> **Exercise instructions**:
Your task is to print every entry below exactly as given.

> **Records supplied**:
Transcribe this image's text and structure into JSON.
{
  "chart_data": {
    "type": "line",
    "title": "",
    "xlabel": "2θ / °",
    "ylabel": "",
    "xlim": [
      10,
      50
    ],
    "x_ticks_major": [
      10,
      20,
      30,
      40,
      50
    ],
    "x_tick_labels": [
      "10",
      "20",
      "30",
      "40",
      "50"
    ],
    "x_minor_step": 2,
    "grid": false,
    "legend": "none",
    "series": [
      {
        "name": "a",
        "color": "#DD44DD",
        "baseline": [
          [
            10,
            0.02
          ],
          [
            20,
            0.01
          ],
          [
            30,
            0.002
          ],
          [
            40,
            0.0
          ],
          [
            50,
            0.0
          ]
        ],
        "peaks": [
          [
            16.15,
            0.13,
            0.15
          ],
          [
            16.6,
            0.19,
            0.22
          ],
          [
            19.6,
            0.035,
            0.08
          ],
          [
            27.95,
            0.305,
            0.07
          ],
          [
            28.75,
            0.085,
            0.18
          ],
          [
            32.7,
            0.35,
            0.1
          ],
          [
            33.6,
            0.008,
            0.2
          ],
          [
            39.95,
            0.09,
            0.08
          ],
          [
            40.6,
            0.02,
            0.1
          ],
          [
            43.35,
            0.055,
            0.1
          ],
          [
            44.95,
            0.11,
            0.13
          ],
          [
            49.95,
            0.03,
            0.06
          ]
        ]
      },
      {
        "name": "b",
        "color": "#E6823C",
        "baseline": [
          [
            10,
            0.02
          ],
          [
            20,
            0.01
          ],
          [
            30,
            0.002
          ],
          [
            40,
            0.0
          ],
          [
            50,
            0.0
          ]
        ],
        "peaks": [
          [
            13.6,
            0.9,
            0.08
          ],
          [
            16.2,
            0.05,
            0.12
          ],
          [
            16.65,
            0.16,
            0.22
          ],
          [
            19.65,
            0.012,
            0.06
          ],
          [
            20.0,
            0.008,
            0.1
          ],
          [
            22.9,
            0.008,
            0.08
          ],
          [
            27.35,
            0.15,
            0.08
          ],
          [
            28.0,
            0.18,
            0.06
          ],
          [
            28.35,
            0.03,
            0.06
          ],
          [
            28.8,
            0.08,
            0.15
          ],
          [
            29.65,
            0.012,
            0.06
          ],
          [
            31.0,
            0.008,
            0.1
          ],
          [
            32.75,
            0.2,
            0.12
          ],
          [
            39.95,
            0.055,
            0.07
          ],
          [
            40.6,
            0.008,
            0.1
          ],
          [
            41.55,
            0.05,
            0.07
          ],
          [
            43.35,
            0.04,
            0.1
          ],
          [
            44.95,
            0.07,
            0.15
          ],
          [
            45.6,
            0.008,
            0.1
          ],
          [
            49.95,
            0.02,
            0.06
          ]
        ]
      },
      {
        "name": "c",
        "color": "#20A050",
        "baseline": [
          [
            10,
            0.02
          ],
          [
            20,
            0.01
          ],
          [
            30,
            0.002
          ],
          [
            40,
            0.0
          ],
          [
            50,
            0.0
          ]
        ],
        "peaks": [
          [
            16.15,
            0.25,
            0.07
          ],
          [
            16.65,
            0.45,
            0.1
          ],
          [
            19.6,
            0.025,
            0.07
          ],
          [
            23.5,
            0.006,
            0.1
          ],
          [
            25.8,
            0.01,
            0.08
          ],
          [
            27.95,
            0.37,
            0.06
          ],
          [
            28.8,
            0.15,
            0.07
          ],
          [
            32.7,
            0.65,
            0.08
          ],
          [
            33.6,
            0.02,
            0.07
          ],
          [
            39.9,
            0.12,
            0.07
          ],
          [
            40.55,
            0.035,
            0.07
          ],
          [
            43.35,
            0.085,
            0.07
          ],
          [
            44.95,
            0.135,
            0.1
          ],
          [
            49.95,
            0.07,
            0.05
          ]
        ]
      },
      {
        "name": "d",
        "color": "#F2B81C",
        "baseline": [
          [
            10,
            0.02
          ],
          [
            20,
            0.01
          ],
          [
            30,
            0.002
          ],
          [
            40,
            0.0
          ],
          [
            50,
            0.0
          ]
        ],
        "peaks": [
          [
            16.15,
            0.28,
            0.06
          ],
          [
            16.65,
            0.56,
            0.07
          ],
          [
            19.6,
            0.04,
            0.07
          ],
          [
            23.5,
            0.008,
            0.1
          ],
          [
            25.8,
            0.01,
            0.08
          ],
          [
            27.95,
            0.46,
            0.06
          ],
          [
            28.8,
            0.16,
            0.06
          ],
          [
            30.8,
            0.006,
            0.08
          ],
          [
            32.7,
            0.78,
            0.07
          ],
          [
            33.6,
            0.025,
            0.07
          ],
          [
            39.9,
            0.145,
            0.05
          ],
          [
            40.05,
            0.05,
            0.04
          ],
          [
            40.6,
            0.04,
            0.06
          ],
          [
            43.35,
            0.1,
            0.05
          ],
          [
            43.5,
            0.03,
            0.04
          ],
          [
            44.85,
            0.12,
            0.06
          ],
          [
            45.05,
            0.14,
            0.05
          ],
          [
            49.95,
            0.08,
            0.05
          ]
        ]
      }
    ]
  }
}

> **Task answer**:
Transcribe this image's text and structure into JSON.
{
  "chart_data": {
    "type": "line",
    "title": "",
    "xlabel": "2θ / °",
    "ylabel": "",
    "xlim": [
      10,
      50
    ],
    "x_ticks_major": [
      10,
      20,
      30,
      40,
      50
    ],
    "x_tick_labels": [
      "10",
      "20",
      "30",
      "40",
      "50"
    ],
    "x_minor_step": 2,
    "grid": false,
    "legend": "none",
    "series": [
      {
        "name": "a",
        "color": "#DD44DD",
        "baseline": [
          [
            10,
            0.02
          ],
          [
            20,
            0.01
          ],
          [
            30,
            0.002
          ],
          [
            40,
            0.0
          ],
          [
            50,
            0.0
          ]
        ],
        "peaks": [
          [
            16.15,
            0.13,
            0.15
          ],
          [
            16.6,
            0.19,
            0.22
          ],
          [
            19.6,
            0.035,
            0.08
          ],
          [
            27.95,
            0.305,
            0.07
          ],
          [
            28.75,
            0.085,
            0.18
          ],
          [
            32.7,
            0.35,
            0.1
          ],
          [
            33.6,
            0.008,
            0.2
          ],
          [
            39.95,
            0.09,
            0.08
          ],
          [
            40.6,
            0.02,
            0.1
          ],
          [
            43.35,
            0.055,
            0.1
          ],
          [
            44.95,
            0.11,
            0.13
          ],
          [
            49.95,
            0.03,
            0.06
          ]
        ]
      },
      {
        "name": "b",
        "color": "#E6823C",
        "baseline": [
          [
            10,
            0.02
          ],
          [
            20,
            0.01
          ],
          [
            30,
            0.002
          ],
          [
            40,
            0.0
          ],
          [
            50,
            0.0
          ]
        ],
        "peaks": [
          [
            13.6,
            0.9,
            0.08
          ],
          [
            16.2,
            0.05,
            0.12
          ],
          [
            16.65,
            0.16,
            0.22
          ],
          [
            19.65,
            0.012,
            0.06
          ],
          [
            20.0,
            0.008,
            0.1
          ],
          [
            22.9,
            0.008,
            0.08
          ],
          [
            27.35,
            0.15,
            0.08
          ],
          [
            28.0,
            0.18,
            0.06
          ],
          [
            28.35,
            0.03,
            0.06
          ],
          [
            28.8,
            0.08,
            0.15
          ],
          [
            29.65,
            0.012,
            0.06
          ],
          [
            31.0,
            0.008,
            0.1
          ],
          [
            32.75,
            0.2,
            0.12
          ],
          [
            39.95,
            0.055,
            0.07
          ],
          [
            40.6,
            0.008,
            0.1
          ],
          [
            41.55,
            0.05,
            0.07
          ],
          [
            43.35,
            0.04,
            0.1
          ],
          [
            44.95,
            0.07,
            0.15
          ],
          [
            45.6,
            0.008,
            0.1
          ],
          [
            49.95,
            0.02,
            0.06
          ]
        ]
      },
      {
        "name": "c",
        "color": "#20A050",
        "baseline": [
          [
            10,
            0.02
          ],
          [
            20,
            0.01
          ],
          [
            30,
            0.002
          ],
          [
            40,
            0.0
          ],
          [
            50,
            0.0
          ]
        ],
        "peaks": [
          [
            16.15,
            0.25,
            0.07
          ],
          [
            16.65,
            0.45,
            0.1
          ],
          [
            19.6,
            0.025,
            0.07
          ],
          [
            23.5,
            0.006,
            0.1
          ],
          [
            25.8,
            0.01,
            0.08
          ],
          [
            27.95,
            0.37,
            0.06
          ],
          [
            28.8,
            0.15,
            0.07
          ],
          [
            32.7,
            0.65,
            0.08
          ],
          [
            33.6,
            0.02,
            0.07
          ],
          [
            39.9,
            0.12,
            0.07
          ],
          [
            40.55,
            0.035,
            0.07
          ],
          [
            43.35,
            0.085,
            0.07
          ],
          [
            44.95,
            0.135,
            0.1
          ],
          [
            49.95,
            0.07,
            0.05
          ]
        ]
      },
      {
        "name": "d",
        "color": "#F2B81C",
        "baseline": [
          [
            10,
            0.02
          ],
          [
            20,
            0.01
          ],
          [
            30,
            0.002
          ],
          [
            40,
            0.0
          ],
          [
            50,
            0.0
          ]
        ],
        "peaks": [
          [
            16.15,
            0.28,
            0.06
          ],
          [
            16.65,
            0.56,
            0.07
          ],
          [
            19.6,
            0.04,
            0.07
          ],
          [
            23.5,
            0.008,
            0.1
          ],
          [
            25.8,
            0.01,
            0.08
          ],
          [
            27.95,
            0.46,
            0.06
          ],
          [
            28.8,
            0.16,
            0.06
          ],
          [
            30.8,
            0.006,
            0.08
          ],
          [
            32.7,
            0.78,
            0.07
          ],
          [
            33.6,
            0.025,
            0.07
          ],
          [
            39.9,
            0.145,
            0.05
          ],
          [
            40.05,
            0.05,
            0.04
          ],
          [
            40.6,
            0.04,
            0.06
          ],
          [
            43.35,
            0.1,
            0.05
          ],
          [
            43.5,
            0.03,
            0.04
          ],
          [
            44.85,
            0.12,
            0.06
          ],
          [
            45.05,
            0.14,
            0.05
          ],
          [
            49.95,
            0.08,
            0.05
          ]
        ]
      }
    ]
  }
}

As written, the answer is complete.